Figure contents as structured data
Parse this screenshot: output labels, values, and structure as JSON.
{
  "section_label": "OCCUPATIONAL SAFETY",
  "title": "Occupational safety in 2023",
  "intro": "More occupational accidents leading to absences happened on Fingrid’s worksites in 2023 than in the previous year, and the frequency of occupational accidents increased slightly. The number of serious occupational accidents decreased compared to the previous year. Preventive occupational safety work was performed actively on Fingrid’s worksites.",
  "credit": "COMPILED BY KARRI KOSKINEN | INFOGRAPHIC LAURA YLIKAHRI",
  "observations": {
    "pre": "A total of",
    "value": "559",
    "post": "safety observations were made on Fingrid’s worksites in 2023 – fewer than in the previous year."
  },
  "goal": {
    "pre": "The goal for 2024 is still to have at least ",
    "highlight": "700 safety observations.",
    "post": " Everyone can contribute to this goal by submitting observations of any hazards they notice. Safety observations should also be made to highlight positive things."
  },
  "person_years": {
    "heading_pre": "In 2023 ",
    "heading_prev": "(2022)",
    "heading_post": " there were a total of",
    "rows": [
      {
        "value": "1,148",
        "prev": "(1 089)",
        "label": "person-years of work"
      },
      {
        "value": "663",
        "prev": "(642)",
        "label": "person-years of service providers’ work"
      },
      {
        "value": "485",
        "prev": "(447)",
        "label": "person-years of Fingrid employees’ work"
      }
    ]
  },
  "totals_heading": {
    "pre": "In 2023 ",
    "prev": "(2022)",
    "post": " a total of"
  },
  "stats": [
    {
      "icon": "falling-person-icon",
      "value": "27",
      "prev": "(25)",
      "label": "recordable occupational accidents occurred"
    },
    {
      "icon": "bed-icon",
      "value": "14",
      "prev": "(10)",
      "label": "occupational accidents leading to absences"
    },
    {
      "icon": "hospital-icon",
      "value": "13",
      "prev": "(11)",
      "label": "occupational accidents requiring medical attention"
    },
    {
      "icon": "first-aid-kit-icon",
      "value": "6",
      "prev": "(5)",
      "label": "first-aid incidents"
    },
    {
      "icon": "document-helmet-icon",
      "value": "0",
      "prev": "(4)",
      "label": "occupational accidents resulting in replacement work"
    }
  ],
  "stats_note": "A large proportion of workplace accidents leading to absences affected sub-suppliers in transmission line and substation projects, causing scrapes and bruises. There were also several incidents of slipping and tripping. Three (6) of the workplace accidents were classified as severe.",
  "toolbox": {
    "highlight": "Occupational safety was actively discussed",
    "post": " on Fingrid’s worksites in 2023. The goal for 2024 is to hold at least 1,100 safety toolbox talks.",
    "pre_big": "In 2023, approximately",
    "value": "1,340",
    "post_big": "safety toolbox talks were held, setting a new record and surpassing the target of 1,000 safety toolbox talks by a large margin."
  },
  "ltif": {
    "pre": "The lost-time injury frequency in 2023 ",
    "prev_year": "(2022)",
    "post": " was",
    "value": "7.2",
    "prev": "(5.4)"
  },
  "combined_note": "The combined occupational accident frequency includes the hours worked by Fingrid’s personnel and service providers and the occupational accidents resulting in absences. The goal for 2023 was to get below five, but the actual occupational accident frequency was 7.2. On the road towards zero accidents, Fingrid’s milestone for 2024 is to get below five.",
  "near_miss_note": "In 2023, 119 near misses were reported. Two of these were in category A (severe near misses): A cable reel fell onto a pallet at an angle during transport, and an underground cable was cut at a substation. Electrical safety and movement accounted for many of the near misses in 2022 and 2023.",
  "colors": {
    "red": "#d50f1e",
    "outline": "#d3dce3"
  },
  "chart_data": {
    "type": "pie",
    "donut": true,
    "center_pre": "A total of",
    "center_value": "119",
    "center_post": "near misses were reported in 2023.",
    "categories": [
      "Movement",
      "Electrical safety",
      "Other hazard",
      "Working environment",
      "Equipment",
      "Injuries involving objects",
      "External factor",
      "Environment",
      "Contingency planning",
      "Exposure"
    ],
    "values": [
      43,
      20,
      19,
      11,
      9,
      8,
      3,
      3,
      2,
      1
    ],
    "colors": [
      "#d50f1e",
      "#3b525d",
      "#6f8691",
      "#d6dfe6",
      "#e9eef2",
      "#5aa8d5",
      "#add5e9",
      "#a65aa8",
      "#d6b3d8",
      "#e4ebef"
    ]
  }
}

*What you have to do:*
A number is the only answer here: how many lines of the material above contain "providers"?

*Correct output:*
2